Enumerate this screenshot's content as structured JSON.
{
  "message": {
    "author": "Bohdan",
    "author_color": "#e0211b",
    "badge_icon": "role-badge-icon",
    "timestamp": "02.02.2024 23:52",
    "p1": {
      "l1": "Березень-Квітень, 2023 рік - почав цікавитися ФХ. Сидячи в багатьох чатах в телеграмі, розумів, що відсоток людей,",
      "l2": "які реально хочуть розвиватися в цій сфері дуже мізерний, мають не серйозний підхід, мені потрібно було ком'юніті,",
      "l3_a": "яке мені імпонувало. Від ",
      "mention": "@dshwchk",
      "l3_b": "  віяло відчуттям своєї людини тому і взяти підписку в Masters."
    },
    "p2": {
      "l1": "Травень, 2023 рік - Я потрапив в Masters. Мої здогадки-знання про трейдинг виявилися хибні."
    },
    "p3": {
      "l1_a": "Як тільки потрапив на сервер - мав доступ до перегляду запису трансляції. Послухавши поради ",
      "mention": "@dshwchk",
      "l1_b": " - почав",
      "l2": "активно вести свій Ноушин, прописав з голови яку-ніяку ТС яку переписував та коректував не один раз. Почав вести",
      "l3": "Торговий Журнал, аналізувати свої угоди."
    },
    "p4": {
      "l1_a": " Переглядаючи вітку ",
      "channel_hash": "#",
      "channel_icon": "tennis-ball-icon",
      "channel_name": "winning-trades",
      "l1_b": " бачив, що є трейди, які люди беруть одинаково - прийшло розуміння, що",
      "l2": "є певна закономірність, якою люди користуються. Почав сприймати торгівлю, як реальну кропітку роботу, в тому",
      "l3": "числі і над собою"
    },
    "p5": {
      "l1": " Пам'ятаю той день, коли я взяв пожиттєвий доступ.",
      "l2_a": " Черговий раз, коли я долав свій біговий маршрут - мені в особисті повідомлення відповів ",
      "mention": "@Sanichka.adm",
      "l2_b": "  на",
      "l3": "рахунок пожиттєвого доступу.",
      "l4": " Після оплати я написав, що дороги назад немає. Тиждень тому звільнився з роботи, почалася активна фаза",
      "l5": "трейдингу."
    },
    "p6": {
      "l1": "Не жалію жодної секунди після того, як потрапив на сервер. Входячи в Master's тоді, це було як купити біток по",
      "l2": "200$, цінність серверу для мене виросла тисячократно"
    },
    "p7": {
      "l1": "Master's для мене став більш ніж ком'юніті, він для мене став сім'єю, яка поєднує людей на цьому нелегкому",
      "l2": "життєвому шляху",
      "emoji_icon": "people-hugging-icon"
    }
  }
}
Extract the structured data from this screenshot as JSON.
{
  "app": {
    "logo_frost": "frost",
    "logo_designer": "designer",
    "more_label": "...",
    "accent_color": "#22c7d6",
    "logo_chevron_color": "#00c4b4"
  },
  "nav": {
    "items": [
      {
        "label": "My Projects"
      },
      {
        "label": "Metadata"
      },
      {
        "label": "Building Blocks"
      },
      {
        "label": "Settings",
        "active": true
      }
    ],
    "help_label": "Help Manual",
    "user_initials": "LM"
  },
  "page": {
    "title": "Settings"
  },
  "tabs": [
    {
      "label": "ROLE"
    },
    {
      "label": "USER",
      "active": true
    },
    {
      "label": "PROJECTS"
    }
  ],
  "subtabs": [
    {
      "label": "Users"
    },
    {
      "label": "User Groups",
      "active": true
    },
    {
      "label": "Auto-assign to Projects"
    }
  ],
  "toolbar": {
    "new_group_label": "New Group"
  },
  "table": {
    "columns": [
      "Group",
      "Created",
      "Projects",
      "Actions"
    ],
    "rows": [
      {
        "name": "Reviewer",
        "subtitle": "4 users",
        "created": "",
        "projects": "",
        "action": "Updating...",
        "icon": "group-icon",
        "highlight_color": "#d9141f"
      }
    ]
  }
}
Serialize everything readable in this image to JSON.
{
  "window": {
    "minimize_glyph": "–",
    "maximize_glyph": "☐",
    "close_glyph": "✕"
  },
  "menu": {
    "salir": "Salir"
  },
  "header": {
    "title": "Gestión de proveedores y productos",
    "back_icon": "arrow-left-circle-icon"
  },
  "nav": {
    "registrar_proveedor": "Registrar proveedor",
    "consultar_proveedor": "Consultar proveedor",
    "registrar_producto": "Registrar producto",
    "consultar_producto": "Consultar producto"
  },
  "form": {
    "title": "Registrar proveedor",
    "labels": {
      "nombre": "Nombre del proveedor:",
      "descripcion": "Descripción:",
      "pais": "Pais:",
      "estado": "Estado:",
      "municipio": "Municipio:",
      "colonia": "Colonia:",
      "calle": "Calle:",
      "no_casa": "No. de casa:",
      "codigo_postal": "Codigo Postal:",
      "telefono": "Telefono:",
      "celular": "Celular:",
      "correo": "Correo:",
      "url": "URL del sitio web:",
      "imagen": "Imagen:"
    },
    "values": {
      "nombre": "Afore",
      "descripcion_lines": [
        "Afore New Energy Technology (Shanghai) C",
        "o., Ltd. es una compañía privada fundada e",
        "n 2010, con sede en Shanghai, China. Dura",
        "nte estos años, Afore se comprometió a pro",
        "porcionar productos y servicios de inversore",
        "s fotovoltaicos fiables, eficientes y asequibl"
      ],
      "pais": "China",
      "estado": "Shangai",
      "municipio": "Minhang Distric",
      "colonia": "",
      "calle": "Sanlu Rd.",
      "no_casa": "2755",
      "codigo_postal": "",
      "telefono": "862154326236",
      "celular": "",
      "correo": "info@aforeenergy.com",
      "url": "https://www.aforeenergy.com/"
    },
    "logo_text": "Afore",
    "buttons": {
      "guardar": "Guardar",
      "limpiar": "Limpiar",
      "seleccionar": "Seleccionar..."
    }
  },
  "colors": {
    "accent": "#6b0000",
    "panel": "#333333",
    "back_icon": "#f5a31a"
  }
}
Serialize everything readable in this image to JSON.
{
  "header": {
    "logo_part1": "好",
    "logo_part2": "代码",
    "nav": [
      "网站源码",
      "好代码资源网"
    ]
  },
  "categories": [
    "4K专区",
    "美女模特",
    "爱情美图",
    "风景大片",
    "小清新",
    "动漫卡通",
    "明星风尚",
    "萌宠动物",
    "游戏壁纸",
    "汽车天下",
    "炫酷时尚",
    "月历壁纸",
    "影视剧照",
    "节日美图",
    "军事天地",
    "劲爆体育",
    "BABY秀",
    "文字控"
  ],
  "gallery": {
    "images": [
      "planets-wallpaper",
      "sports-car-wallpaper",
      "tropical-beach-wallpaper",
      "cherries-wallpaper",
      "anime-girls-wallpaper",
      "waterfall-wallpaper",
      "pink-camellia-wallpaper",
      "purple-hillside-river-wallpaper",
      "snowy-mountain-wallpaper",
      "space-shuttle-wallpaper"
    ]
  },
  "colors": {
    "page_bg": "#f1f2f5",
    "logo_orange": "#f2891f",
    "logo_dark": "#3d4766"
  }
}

» Challenge
Using the records above, select and copy every line that has the word "Consultar".

» Result for this exercise
    "consultar_proveedor": "Consultar proveedor",
    "consultar_producto": "Consultar producto"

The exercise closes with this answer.